··· DATA ···

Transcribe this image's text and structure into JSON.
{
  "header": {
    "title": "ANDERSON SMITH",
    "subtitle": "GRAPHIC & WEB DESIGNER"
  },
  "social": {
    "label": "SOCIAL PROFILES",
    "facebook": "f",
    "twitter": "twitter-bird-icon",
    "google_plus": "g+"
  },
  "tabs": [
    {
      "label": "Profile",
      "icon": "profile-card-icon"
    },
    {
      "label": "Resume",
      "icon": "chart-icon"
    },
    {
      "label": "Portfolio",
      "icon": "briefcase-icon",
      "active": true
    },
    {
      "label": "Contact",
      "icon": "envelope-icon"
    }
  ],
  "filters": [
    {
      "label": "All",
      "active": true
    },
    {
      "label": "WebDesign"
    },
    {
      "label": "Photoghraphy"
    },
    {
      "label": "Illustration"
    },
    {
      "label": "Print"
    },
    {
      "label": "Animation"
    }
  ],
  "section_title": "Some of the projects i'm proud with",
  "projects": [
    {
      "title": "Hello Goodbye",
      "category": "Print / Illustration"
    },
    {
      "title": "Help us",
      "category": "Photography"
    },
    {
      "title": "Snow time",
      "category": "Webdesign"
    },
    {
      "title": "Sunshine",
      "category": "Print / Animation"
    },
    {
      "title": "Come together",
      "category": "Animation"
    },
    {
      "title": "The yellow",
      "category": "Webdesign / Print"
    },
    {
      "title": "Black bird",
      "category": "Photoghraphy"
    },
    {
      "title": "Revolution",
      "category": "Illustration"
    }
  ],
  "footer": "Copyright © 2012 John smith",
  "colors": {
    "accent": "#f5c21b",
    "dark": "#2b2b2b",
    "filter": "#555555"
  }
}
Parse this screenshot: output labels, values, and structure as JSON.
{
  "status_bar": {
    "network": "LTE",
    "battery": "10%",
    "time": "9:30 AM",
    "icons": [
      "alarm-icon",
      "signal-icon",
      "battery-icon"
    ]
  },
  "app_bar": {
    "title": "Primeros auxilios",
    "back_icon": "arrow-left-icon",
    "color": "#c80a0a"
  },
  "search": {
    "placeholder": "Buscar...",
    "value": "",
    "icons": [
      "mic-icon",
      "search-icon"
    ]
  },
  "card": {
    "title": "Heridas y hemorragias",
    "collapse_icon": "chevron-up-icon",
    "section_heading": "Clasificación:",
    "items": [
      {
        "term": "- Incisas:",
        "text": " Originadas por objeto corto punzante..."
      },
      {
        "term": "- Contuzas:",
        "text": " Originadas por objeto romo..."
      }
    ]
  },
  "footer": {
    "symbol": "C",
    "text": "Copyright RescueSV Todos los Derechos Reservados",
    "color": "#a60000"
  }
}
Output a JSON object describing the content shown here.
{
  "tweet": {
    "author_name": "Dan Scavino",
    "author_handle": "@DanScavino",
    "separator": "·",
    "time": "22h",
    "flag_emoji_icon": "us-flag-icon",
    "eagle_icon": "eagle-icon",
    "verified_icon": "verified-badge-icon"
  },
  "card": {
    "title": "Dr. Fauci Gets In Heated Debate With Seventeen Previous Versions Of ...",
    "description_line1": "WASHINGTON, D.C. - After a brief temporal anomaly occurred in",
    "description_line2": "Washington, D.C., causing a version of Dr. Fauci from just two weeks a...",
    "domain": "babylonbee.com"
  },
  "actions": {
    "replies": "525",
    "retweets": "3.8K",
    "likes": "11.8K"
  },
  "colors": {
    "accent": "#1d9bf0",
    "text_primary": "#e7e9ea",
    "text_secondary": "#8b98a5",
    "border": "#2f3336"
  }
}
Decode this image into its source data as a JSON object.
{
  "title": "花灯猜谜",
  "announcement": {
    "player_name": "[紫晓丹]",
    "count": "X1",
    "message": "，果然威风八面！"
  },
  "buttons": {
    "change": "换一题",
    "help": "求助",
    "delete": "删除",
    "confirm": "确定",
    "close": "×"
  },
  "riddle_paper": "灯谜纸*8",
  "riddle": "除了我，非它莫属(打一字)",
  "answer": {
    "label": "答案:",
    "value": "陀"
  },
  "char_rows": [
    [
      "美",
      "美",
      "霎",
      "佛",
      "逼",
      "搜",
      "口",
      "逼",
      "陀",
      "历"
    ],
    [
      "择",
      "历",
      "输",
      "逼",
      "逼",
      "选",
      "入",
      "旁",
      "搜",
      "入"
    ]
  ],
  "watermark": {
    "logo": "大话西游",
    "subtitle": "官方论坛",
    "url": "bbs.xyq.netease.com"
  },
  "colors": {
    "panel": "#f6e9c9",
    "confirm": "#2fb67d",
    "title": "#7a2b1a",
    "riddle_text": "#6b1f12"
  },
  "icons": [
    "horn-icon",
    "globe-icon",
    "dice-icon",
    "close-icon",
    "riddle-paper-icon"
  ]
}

···

Reproduce the material in full, with no word added or dropped.

| ANSWER |
Transcribe this image's text and structure into JSON.
{
  "header": {
    "title": "ANDERSON SMITH",
    "subtitle": "GRAPHIC & WEB DESIGNER"
  },
  "social": {
    "label": "SOCIAL PROFILES",
    "facebook": "f",
    "twitter": "twitter-bird-icon",
    "google_plus": "g+"
  },
  "tabs": [
    {
      "label": "Profile",
      "icon": "profile-card-icon"
    },
    {
      "label": "Resume",
      "icon": "chart-icon"
    },
    {
      "label": "Portfolio",
      "icon": "briefcase-icon",
      "active": true
    },
    {
      "label": "Contact",
      "icon": "envelope-icon"
    }
  ],
  "filters": [
    {
      "label": "All",
      "active": true
    },
    {
      "label": "WebDesign"
    },
    {
      "label": "Photoghraphy"
    },
    {
      "label": "Illustration"
    },
    {
      "label": "Print"
    },
    {
      "label": "Animation"
    }
  ],
  "section_title": "Some of the projects i'm proud with",
  "projects": [
    {
      "title": "Hello Goodbye",
      "category": "Print / Illustration"
    },
    {
      "title": "Help us",
      "category": "Photography"
    },
    {
      "title": "Snow time",
      "category": "Webdesign"
    },
    {
      "title": "Sunshine",
      "category": "Print / Animation"
    },
    {
      "title": "Come together",
      "category": "Animation"
    },
    {
      "title": "The yellow",
      "category": "Webdesign / Print"
    },
    {
      "title": "Black bird",
      "category": "Photoghraphy"
    },
    {
      "title": "Revolution",
      "category": "Illustration"
    }
  ],
  "footer": "Copyright © 2012 John smith",
  "colors": {
    "accent": "#f5c21b",
    "dark": "#2b2b2b",
    "filter": "#555555"
  }
}
Parse this screenshot: output labels, values, and structure as JSON.
{
  "status_bar": {
    "network": "LTE",
    "battery": "10%",
    "time": "9:30 AM",
    "icons": [
      "alarm-icon",
      "signal-icon",
      "battery-icon"
    ]
  },
  "app_bar": {
    "title": "Primeros auxilios",
    "back_icon": "arrow-left-icon",
    "color": "#c80a0a"
  },
  "search": {
    "placeholder": "Buscar...",
    "value": "",
    "icons": [
      "mic-icon",
      "search-icon"
    ]
  },
  "card": {
    "title": "Heridas y hemorragias",
    "collapse_icon": "chevron-up-icon",
    "section_heading": "Clasificación:",
    "items": [
      {
        "term": "- Incisas:",
        "text": " Originadas por objeto corto punzante..."
      },
      {
        "term": "- Contuzas:",
        "text": " Originadas por objeto romo..."
      }
    ]
  },
  "footer": {
    "symbol": "C",
    "text": "Copyright RescueSV Todos los Derechos Reservados",
    "color": "#a60000"
  }
}
Output a JSON object describing the content shown here.
{
  "tweet": {
    "author_name": "Dan Scavino",
    "author_handle": "@DanScavino",
    "separator": "·",
    "time": "22h",
    "flag_emoji_icon": "us-flag-icon",
    "eagle_icon": "eagle-icon",
    "verified_icon": "verified-badge-icon"
  },
  "card": {
    "title": "Dr. Fauci Gets In Heated Debate With Seventeen Previous Versions Of ...",
    "description_line1": "WASHINGTON, D.C. - After a brief temporal anomaly occurred in",
    "description_line2": "Washington, D.C., causing a version of Dr. Fauci from just two weeks a...",
    "domain": "babylonbee.com"
  },
  "actions": {
    "replies": "525",
    "retweets": "3.8K",
    "likes": "11.8K"
  },
  "colors": {
    "accent": "#1d9bf0",
    "text_primary": "#e7e9ea",
    "text_secondary": "#8b98a5",
    "border": "#2f3336"
  }
}
Decode this image into its source data as a JSON object.
{
  "title": "花灯猜谜",
  "announcement": {
    "player_name": "[紫晓丹]",
    "count": "X1",
    "message": "，果然威风八面！"
  },
  "buttons": {
    "change": "换一题",
    "help": "求助",
    "delete": "删除",
    "confirm": "确定",
    "close": "×"
  },
  "riddle_paper": "灯谜纸*8",
  "riddle": "除了我，非它莫属(打一字)",
  "answer": {
    "label": "答案:",
    "value": "陀"
  },
  "char_rows": [
    [
      "美",
      "美",
      "霎",
      "佛",
      "逼",
      "搜",
      "口",
      "逼",
      "陀",
      "历"
    ],
    [
      "择",
      "历",
      "输",
      "逼",
      "逼",
      "选",
      "入",
      "旁",
      "搜",
      "入"
    ]
  ],
  "watermark": {
    "logo": "大话西游",
    "subtitle": "官方论坛",
    "url": "bbs.xyq.netease.com"
  },
  "colors": {
    "panel": "#f6e9c9",
    "confirm": "#2fb67d",
    "title": "#7a2b1a",
    "riddle_text": "#6b1f12"
  },
  "icons": [
    "horn-icon",
    "globe-icon",
    "dice-icon",
    "close-icon",
    "riddle-paper-icon"
  ]
}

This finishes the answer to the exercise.